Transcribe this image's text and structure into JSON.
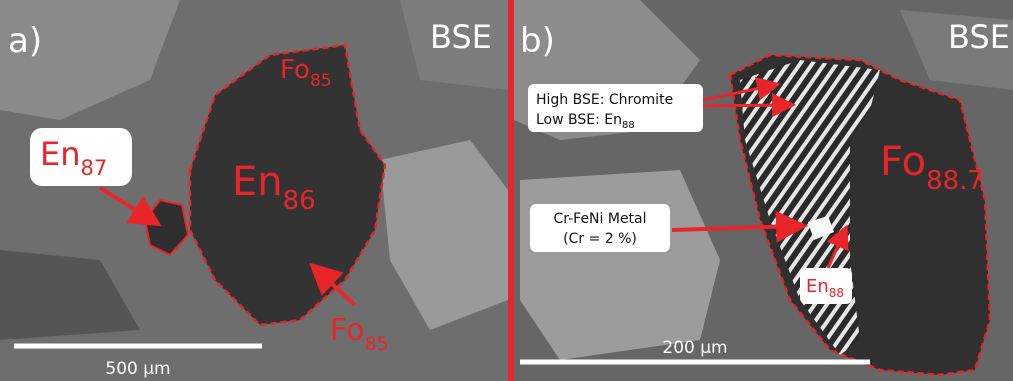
{
  "panel_a": {
    "label": "a)",
    "mode": "BSE",
    "fo_top": {
      "base": "Fo",
      "sub": "85"
    },
    "en_main": {
      "base": "En",
      "sub": "86"
    },
    "en_small": {
      "base": "En",
      "sub": "87"
    },
    "fo_bottom": {
      "base": "Fo",
      "sub": "85"
    },
    "scale_bar": "500 µm"
  },
  "panel_b": {
    "label": "b)",
    "mode": "BSE",
    "phases": {
      "line1": "High BSE:  Chromite",
      "line2_base": "Low BSE:  En",
      "line2_sub": "88"
    },
    "metal": {
      "line1": "Cr-FeNi Metal",
      "line2": "(Cr = 2 %)"
    },
    "fo": {
      "base": "Fo",
      "sub": "88.7"
    },
    "en": {
      "base": "En",
      "sub": "88"
    },
    "scale_bar": "200 µm"
  }
}
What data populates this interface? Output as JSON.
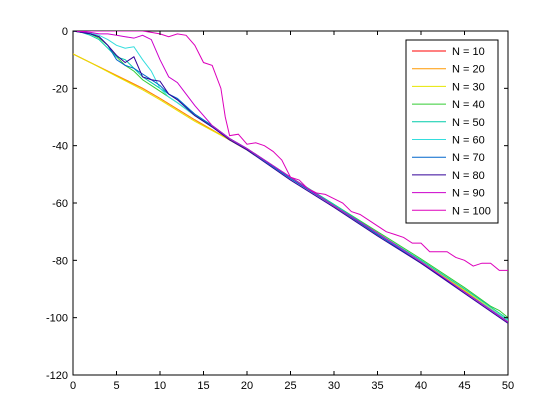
{
  "chart_data": {
    "type": "line",
    "title": "",
    "xlabel": "",
    "ylabel": "",
    "xlim": [
      0,
      50
    ],
    "ylim": [
      -120,
      0
    ],
    "xticks": [
      0,
      5,
      10,
      15,
      20,
      25,
      30,
      35,
      40,
      45,
      50
    ],
    "yticks": [
      0,
      -20,
      -40,
      -60,
      -80,
      -100,
      -120
    ],
    "grid": false,
    "legend_position": "top-right",
    "series": [
      {
        "name": "N = 10",
        "color": "#ff0000",
        "points": [
          [
            0,
            -8
          ],
          [
            2,
            -11
          ],
          [
            5,
            -15.5
          ],
          [
            8,
            -20
          ],
          [
            10,
            -23.5
          ],
          [
            14,
            -31
          ],
          [
            18,
            -38
          ],
          [
            20,
            -41.5
          ],
          [
            25,
            -51
          ],
          [
            30,
            -61
          ],
          [
            35,
            -71
          ],
          [
            40,
            -80.5
          ],
          [
            45,
            -90.5
          ],
          [
            50,
            -101.5
          ]
        ]
      },
      {
        "name": "N = 20",
        "color": "#ff9900",
        "points": [
          [
            0,
            -8
          ],
          [
            2,
            -11
          ],
          [
            5,
            -15.5
          ],
          [
            8,
            -20
          ],
          [
            10,
            -23.5
          ],
          [
            14,
            -31
          ],
          [
            18,
            -38
          ],
          [
            20,
            -41.5
          ],
          [
            25,
            -51
          ],
          [
            30,
            -61
          ],
          [
            35,
            -71
          ],
          [
            40,
            -80.5
          ],
          [
            45,
            -90.5
          ],
          [
            50,
            -101.5
          ]
        ]
      },
      {
        "name": "N = 30",
        "color": "#e6e600",
        "points": [
          [
            0,
            -8
          ],
          [
            2,
            -11
          ],
          [
            5,
            -15.8
          ],
          [
            8,
            -20.5
          ],
          [
            10,
            -24
          ],
          [
            14,
            -31.5
          ],
          [
            18,
            -38
          ],
          [
            20,
            -41.5
          ],
          [
            25,
            -51
          ],
          [
            30,
            -61
          ],
          [
            35,
            -71
          ],
          [
            40,
            -80.5
          ],
          [
            45,
            -90.5
          ],
          [
            50,
            -101
          ]
        ]
      },
      {
        "name": "N = 40",
        "color": "#33cc33",
        "points": [
          [
            0,
            0
          ],
          [
            1,
            -0.5
          ],
          [
            2,
            -1
          ],
          [
            3,
            -2.5
          ],
          [
            4,
            -5
          ],
          [
            5,
            -9
          ],
          [
            6,
            -12
          ],
          [
            7,
            -14
          ],
          [
            8,
            -17
          ],
          [
            9,
            -19
          ],
          [
            10,
            -21
          ],
          [
            11,
            -23
          ],
          [
            12,
            -25
          ],
          [
            14,
            -29.5
          ],
          [
            16,
            -33
          ],
          [
            18,
            -37.5
          ],
          [
            20,
            -41
          ],
          [
            25,
            -51
          ],
          [
            30,
            -60.5
          ],
          [
            35,
            -70
          ],
          [
            40,
            -79.5
          ],
          [
            45,
            -89.5
          ],
          [
            48,
            -96
          ],
          [
            49,
            -97.5
          ],
          [
            50,
            -100
          ]
        ]
      },
      {
        "name": "N = 50",
        "color": "#00ccaa",
        "points": [
          [
            0,
            0
          ],
          [
            1,
            -0.5
          ],
          [
            2,
            -1.5
          ],
          [
            3,
            -3
          ],
          [
            4,
            -6
          ],
          [
            5,
            -9
          ],
          [
            6,
            -10
          ],
          [
            7,
            -13
          ],
          [
            8,
            -16
          ],
          [
            9,
            -18
          ],
          [
            10,
            -20
          ],
          [
            11,
            -22
          ],
          [
            12,
            -24
          ],
          [
            14,
            -29
          ],
          [
            16,
            -33
          ],
          [
            18,
            -37.5
          ],
          [
            20,
            -41
          ],
          [
            25,
            -51
          ],
          [
            30,
            -60.5
          ],
          [
            35,
            -70.5
          ],
          [
            40,
            -80
          ],
          [
            45,
            -90
          ],
          [
            50,
            -100.5
          ]
        ]
      },
      {
        "name": "N = 60",
        "color": "#33dddd",
        "points": [
          [
            0,
            0
          ],
          [
            1,
            -0.5
          ],
          [
            2,
            -0.8
          ],
          [
            3,
            -1.5
          ],
          [
            4,
            -3
          ],
          [
            5,
            -5
          ],
          [
            6,
            -6
          ],
          [
            7,
            -5.5
          ],
          [
            8,
            -10
          ],
          [
            9,
            -14
          ],
          [
            10,
            -20
          ],
          [
            11,
            -23
          ],
          [
            12,
            -25
          ],
          [
            14,
            -29.5
          ],
          [
            16,
            -33.5
          ],
          [
            18,
            -37.5
          ],
          [
            20,
            -41.5
          ],
          [
            25,
            -51.5
          ],
          [
            30,
            -61
          ],
          [
            35,
            -71
          ],
          [
            40,
            -80.5
          ],
          [
            45,
            -91
          ],
          [
            50,
            -101
          ]
        ]
      },
      {
        "name": "N = 70",
        "color": "#0066cc",
        "points": [
          [
            0,
            0
          ],
          [
            1,
            -0.5
          ],
          [
            2,
            -1
          ],
          [
            3,
            -2
          ],
          [
            4,
            -5
          ],
          [
            5,
            -10
          ],
          [
            6,
            -12
          ],
          [
            7,
            -13
          ],
          [
            8,
            -15
          ],
          [
            9,
            -17
          ],
          [
            10,
            -19
          ],
          [
            11,
            -22
          ],
          [
            12,
            -23.5
          ],
          [
            14,
            -29
          ],
          [
            16,
            -33
          ],
          [
            18,
            -37.5
          ],
          [
            20,
            -41
          ],
          [
            25,
            -51.5
          ],
          [
            30,
            -61
          ],
          [
            35,
            -71
          ],
          [
            40,
            -81
          ],
          [
            45,
            -91
          ],
          [
            50,
            -101.5
          ]
        ]
      },
      {
        "name": "N = 80",
        "color": "#330099",
        "points": [
          [
            0,
            0
          ],
          [
            1,
            -0.5
          ],
          [
            2,
            -1
          ],
          [
            3,
            -2
          ],
          [
            4,
            -5
          ],
          [
            5,
            -8.5
          ],
          [
            6,
            -11
          ],
          [
            7,
            -9
          ],
          [
            8,
            -16
          ],
          [
            9,
            -17
          ],
          [
            10,
            -17.5
          ],
          [
            11,
            -22
          ],
          [
            12,
            -24
          ],
          [
            14,
            -29.5
          ],
          [
            16,
            -33.5
          ],
          [
            18,
            -38
          ],
          [
            20,
            -41.5
          ],
          [
            25,
            -52
          ],
          [
            30,
            -61.5
          ],
          [
            35,
            -71.5
          ],
          [
            40,
            -81
          ],
          [
            45,
            -91.5
          ],
          [
            50,
            -102
          ]
        ]
      },
      {
        "name": "N = 90",
        "color": "#cc00cc",
        "points": [
          [
            0,
            0
          ],
          [
            1,
            -0.2
          ],
          [
            2,
            -0.5
          ],
          [
            3,
            -1
          ],
          [
            4,
            -1
          ],
          [
            5,
            -1.5
          ],
          [
            6,
            -2
          ],
          [
            7,
            -2.5
          ],
          [
            8,
            -1.5
          ],
          [
            9,
            -3
          ],
          [
            10,
            -10
          ],
          [
            11,
            -16
          ],
          [
            12,
            -18
          ],
          [
            13,
            -22
          ],
          [
            14,
            -26
          ],
          [
            16,
            -33
          ],
          [
            18,
            -37.5
          ],
          [
            20,
            -41
          ],
          [
            25,
            -51
          ],
          [
            30,
            -61
          ],
          [
            35,
            -70.5
          ],
          [
            40,
            -80.5
          ],
          [
            45,
            -91
          ],
          [
            50,
            -101.5
          ]
        ]
      },
      {
        "name": "N = 100",
        "color": "#dd00bb",
        "points": [
          [
            0,
            0
          ],
          [
            2,
            0
          ],
          [
            4,
            0
          ],
          [
            6,
            0
          ],
          [
            8,
            0
          ],
          [
            9,
            -0.5
          ],
          [
            10,
            -1
          ],
          [
            11,
            -2
          ],
          [
            12,
            -1
          ],
          [
            13,
            -1.5
          ],
          [
            14,
            -5
          ],
          [
            15,
            -11
          ],
          [
            16,
            -12
          ],
          [
            17,
            -20
          ],
          [
            17.5,
            -30
          ],
          [
            18,
            -36.5
          ],
          [
            19,
            -36
          ],
          [
            20,
            -39.5
          ],
          [
            21,
            -39
          ],
          [
            22,
            -40
          ],
          [
            23,
            -42
          ],
          [
            24,
            -45
          ],
          [
            25,
            -51
          ],
          [
            26,
            -52
          ],
          [
            27,
            -55
          ],
          [
            28,
            -56.5
          ],
          [
            29,
            -57
          ],
          [
            30,
            -58.5
          ],
          [
            31,
            -60
          ],
          [
            32,
            -63
          ],
          [
            33,
            -64
          ],
          [
            34,
            -66
          ],
          [
            35,
            -68
          ],
          [
            36,
            -70
          ],
          [
            37,
            -71
          ],
          [
            38,
            -72
          ],
          [
            39,
            -74
          ],
          [
            40,
            -74
          ],
          [
            41,
            -77
          ],
          [
            42,
            -77
          ],
          [
            43,
            -77
          ],
          [
            44,
            -79
          ],
          [
            45,
            -80
          ],
          [
            46,
            -82
          ],
          [
            47,
            -81
          ],
          [
            48,
            -81
          ],
          [
            49,
            -83.5
          ],
          [
            50,
            -83.5
          ]
        ]
      }
    ]
  }
}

-.-.-

### SET EXERCISE:
Go through the data above and find the lines with the word "color". Copy each of those lines.

### RESPONSE TO THIS TASK:
        "color": "#ff0000",
        "color": "#ff9900",
        "color": "#e6e600",
        "color": "#33cc33",
        "color": "#00ccaa",
        "color": "#33dddd",
        "color": "#0066cc",
        "color": "#330099",
        "color": "#cc00cc",
        "color": "#dd00bb",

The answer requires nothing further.